Entries shown:
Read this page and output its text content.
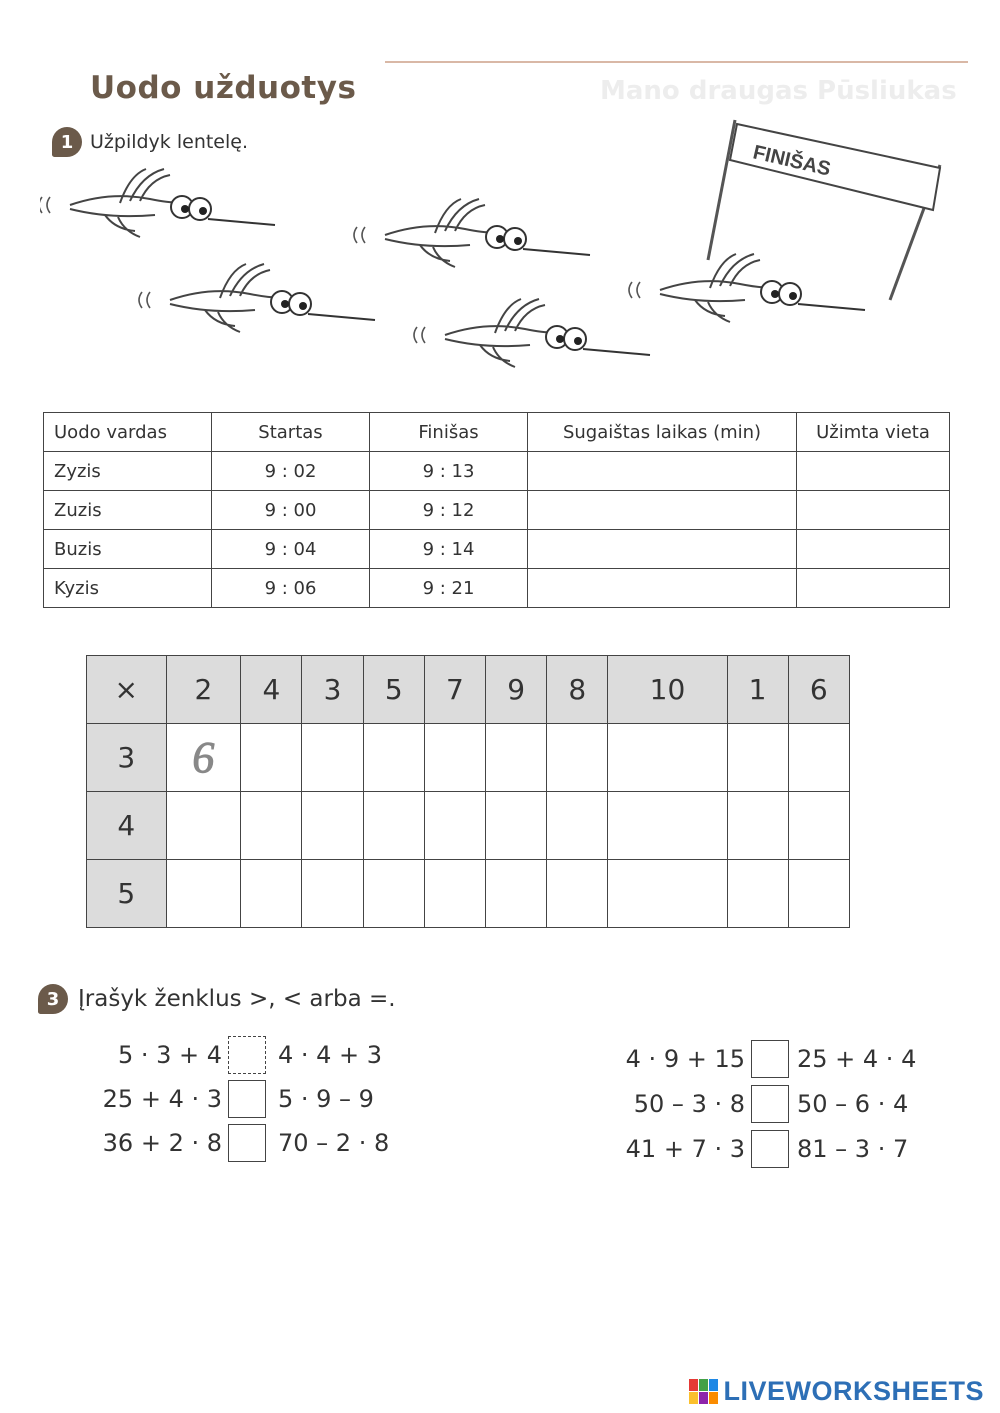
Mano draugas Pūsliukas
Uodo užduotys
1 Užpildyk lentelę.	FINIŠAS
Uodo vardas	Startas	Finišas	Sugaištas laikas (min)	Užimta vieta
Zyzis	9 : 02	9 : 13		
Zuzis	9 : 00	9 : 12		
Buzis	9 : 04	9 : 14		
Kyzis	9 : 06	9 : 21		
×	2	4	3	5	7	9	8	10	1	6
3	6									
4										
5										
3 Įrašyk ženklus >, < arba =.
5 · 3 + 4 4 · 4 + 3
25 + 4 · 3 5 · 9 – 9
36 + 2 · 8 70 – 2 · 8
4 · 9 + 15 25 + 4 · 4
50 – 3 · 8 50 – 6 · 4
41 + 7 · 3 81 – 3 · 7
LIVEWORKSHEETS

Problem description:
Where a line above contains the word "Uodo", copy that line.

Answer to the exercise:
Uodo užduotys
Uodo vardas	Startas	Finišas	Sugaištas laikas (min)	Užimta vieta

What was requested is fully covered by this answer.